- ITEMS
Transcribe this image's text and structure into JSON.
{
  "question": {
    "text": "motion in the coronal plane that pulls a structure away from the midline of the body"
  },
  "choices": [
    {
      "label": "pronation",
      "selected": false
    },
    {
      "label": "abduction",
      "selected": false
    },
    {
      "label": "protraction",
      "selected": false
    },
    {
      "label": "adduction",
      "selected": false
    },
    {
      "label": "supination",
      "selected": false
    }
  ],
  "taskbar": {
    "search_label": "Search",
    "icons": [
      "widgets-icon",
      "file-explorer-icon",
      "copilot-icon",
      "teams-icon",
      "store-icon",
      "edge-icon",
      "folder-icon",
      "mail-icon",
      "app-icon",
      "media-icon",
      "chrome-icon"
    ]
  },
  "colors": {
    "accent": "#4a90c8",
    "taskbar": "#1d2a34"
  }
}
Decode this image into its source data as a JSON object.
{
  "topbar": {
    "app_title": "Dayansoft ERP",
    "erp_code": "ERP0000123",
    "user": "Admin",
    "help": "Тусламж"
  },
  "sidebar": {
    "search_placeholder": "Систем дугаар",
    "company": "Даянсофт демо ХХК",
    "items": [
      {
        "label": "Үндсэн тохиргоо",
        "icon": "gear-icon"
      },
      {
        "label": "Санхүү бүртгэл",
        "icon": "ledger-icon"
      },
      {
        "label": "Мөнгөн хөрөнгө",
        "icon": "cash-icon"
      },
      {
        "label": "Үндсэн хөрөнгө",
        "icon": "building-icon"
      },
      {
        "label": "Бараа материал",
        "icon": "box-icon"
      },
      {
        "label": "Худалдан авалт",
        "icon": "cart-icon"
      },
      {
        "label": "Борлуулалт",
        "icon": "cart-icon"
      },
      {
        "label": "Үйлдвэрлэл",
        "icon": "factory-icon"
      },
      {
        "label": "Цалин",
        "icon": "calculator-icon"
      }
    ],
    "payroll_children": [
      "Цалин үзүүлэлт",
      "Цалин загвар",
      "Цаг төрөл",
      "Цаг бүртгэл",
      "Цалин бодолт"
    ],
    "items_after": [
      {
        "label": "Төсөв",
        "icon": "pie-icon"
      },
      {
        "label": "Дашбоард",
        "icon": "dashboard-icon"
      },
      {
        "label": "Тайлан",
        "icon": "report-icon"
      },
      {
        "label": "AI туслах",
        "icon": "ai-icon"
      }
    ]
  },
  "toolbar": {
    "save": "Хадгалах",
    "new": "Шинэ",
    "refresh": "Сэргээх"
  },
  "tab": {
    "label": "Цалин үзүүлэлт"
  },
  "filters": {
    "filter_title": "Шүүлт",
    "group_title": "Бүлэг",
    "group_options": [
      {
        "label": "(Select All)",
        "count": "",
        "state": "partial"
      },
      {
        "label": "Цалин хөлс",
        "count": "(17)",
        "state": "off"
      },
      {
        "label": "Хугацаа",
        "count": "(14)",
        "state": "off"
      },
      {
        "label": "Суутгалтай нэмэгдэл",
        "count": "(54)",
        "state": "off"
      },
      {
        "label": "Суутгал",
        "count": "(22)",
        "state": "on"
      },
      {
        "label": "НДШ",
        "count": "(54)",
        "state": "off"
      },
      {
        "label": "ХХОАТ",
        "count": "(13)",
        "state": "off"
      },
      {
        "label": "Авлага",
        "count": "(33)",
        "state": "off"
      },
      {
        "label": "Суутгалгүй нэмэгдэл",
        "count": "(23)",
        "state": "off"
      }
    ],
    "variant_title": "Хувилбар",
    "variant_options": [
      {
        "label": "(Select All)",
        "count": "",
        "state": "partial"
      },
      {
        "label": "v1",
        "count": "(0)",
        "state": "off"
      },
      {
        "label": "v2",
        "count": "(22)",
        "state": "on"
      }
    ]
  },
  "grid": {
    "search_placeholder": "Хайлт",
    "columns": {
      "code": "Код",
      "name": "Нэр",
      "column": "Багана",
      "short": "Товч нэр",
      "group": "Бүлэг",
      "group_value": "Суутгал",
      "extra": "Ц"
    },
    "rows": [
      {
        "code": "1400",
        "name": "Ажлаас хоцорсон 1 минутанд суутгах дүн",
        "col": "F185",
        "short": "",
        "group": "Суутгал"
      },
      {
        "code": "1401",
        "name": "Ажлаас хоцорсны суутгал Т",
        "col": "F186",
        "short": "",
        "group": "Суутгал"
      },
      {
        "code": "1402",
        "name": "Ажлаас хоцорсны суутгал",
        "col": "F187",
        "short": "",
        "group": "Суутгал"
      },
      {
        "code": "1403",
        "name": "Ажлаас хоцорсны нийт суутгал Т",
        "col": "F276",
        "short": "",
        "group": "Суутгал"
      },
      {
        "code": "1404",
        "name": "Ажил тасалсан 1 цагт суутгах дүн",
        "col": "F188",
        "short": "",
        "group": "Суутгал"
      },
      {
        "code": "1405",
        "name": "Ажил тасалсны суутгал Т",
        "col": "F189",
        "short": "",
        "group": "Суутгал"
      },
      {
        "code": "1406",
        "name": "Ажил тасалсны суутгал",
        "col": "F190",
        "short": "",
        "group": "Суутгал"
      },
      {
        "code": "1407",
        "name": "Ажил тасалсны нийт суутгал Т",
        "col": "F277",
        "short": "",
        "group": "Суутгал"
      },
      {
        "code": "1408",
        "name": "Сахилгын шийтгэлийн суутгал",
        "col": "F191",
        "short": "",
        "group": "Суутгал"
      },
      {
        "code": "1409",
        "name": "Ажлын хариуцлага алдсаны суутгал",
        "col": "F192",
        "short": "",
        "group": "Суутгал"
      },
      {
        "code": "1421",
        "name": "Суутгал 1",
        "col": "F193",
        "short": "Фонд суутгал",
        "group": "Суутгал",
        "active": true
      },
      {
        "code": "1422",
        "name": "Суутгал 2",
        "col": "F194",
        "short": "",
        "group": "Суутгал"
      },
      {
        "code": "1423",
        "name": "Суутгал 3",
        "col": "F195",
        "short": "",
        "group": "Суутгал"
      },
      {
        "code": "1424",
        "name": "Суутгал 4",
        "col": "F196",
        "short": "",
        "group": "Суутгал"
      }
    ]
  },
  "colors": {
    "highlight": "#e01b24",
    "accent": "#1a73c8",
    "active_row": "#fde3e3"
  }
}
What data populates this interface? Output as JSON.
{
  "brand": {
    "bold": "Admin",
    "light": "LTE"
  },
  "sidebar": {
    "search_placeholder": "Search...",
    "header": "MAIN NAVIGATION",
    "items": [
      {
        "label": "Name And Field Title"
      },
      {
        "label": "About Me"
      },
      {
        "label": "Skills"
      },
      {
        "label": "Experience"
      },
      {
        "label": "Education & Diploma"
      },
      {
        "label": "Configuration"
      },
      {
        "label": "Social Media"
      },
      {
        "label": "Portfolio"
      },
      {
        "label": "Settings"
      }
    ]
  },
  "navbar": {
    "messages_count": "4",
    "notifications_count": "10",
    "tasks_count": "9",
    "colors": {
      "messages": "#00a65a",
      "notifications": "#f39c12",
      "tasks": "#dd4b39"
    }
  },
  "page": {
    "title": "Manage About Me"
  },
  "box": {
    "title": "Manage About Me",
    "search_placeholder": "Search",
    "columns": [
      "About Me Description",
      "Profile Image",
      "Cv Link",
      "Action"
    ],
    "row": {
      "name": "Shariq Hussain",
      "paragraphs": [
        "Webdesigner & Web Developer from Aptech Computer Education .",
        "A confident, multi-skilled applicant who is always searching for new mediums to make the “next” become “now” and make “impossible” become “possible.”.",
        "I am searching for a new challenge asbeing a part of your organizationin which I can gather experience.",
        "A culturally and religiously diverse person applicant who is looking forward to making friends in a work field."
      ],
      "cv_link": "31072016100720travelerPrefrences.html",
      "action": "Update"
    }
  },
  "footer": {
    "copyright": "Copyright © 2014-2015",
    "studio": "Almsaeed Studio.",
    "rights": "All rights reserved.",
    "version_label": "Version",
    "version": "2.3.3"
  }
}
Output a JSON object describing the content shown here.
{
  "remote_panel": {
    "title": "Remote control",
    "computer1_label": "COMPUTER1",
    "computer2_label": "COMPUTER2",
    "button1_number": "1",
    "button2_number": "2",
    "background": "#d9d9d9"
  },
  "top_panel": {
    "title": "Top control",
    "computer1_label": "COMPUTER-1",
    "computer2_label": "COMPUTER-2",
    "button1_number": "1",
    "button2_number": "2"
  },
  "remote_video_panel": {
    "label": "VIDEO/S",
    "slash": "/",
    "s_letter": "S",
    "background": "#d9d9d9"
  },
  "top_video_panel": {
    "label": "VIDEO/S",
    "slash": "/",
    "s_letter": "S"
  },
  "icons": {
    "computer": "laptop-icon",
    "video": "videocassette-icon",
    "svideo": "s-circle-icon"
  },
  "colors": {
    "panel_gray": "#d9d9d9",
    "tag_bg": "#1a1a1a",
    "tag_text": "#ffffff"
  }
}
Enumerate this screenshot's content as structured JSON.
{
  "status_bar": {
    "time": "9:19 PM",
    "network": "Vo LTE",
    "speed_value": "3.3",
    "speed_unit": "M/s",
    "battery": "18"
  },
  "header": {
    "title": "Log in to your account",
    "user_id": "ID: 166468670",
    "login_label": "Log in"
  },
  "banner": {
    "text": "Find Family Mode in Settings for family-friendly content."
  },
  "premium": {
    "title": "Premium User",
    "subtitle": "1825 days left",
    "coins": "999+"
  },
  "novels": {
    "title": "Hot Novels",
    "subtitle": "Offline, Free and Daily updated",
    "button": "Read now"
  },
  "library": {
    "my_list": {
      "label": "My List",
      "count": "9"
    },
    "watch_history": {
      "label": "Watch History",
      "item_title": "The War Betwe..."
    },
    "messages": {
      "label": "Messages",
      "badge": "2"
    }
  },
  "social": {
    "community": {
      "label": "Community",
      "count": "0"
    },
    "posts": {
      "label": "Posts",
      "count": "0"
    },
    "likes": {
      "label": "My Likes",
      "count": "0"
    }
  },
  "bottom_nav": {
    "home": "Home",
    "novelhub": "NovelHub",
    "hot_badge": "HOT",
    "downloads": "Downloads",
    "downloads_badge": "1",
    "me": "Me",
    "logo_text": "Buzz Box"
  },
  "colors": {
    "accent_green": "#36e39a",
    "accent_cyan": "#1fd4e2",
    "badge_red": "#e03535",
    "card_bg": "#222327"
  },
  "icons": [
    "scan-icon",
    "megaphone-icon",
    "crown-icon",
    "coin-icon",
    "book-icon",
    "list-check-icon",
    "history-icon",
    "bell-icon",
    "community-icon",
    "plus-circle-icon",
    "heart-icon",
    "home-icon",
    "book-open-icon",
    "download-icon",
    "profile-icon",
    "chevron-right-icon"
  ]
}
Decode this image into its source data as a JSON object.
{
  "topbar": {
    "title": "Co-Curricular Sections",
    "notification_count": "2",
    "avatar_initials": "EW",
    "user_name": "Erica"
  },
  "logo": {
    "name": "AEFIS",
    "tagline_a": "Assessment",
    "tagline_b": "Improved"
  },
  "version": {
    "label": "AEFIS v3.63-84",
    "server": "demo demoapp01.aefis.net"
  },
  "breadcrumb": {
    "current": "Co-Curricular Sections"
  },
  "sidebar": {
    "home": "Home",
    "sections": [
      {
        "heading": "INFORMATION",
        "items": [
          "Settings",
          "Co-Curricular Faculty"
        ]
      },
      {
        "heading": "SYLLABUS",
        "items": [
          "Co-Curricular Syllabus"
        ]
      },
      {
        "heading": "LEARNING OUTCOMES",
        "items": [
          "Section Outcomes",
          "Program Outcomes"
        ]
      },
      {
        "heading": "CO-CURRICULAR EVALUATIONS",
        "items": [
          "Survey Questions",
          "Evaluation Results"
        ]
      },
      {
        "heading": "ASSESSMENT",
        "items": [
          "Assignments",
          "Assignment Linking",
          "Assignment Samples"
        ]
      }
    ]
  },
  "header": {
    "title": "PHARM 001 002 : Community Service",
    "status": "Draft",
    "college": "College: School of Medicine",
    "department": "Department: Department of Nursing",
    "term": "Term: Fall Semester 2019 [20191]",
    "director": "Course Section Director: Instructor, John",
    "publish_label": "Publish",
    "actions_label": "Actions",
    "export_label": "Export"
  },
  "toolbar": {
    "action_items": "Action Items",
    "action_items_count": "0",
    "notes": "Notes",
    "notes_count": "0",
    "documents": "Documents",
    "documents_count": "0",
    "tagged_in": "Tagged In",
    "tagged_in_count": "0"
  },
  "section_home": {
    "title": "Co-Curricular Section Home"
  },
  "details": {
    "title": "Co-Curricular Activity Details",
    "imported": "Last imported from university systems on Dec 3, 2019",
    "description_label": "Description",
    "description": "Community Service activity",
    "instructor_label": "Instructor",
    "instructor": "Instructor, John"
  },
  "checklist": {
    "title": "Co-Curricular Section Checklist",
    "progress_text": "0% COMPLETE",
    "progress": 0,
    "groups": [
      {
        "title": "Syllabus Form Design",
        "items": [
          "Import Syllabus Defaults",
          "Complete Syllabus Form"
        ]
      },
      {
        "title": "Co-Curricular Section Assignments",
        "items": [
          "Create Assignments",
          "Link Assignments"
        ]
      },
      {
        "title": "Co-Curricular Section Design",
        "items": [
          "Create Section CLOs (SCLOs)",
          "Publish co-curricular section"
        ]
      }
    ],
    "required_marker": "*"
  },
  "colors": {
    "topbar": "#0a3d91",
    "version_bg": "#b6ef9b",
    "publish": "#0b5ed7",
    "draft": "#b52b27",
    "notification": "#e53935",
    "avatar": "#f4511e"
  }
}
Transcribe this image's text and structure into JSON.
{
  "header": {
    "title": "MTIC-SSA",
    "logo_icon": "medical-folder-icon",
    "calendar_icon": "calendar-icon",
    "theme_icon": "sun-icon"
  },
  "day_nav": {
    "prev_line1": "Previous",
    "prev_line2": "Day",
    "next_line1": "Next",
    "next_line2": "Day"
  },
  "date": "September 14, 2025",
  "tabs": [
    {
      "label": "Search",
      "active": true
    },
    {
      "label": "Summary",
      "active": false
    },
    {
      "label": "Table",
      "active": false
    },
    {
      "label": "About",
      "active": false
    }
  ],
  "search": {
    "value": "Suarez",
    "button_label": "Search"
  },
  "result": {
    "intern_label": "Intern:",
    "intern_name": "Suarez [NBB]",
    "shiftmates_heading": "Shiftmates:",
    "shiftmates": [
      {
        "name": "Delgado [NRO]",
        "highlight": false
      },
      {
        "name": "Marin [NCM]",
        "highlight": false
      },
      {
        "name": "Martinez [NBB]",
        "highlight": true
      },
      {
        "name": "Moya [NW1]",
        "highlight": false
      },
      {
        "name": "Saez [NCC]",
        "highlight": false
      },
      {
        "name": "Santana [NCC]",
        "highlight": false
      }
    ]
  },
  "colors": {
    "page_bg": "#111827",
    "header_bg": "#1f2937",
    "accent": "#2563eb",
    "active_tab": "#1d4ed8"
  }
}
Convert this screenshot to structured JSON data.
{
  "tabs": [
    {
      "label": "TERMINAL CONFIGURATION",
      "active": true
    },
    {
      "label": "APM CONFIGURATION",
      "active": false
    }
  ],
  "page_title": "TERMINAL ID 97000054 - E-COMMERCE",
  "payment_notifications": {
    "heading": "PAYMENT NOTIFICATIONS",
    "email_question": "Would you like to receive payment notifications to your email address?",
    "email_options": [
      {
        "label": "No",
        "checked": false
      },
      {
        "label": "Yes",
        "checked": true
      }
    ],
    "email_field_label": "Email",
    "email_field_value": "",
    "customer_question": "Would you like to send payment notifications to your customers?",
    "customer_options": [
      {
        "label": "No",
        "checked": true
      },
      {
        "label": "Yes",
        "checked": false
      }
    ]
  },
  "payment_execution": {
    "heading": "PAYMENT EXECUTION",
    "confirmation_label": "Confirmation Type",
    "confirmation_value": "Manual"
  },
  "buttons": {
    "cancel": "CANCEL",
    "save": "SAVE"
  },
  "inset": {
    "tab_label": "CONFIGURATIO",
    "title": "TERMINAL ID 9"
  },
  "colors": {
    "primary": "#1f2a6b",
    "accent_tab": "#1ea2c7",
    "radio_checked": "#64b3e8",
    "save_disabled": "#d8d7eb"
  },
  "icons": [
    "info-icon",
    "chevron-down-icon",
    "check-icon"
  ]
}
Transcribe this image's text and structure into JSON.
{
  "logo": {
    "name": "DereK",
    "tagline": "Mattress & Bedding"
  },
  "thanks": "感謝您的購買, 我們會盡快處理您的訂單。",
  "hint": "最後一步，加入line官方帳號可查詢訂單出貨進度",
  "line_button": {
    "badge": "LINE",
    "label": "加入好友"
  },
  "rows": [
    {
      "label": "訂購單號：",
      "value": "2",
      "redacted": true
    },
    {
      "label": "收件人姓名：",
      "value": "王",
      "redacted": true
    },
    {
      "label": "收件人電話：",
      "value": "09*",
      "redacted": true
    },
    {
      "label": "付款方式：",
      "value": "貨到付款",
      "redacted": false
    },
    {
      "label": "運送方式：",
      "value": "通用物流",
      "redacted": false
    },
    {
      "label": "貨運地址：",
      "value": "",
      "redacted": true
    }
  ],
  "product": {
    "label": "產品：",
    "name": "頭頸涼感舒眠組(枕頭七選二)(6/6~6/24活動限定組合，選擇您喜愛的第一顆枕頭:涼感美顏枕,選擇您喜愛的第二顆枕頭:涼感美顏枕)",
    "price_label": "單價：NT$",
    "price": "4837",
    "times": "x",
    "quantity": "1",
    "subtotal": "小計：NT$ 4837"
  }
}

- GIVEN REQUEST
Search the data for the string "Output". List each line that has it.

- TASK SOLUTION
What data populates this interface? Output as JSON.
Output a JSON object describing the content shown here.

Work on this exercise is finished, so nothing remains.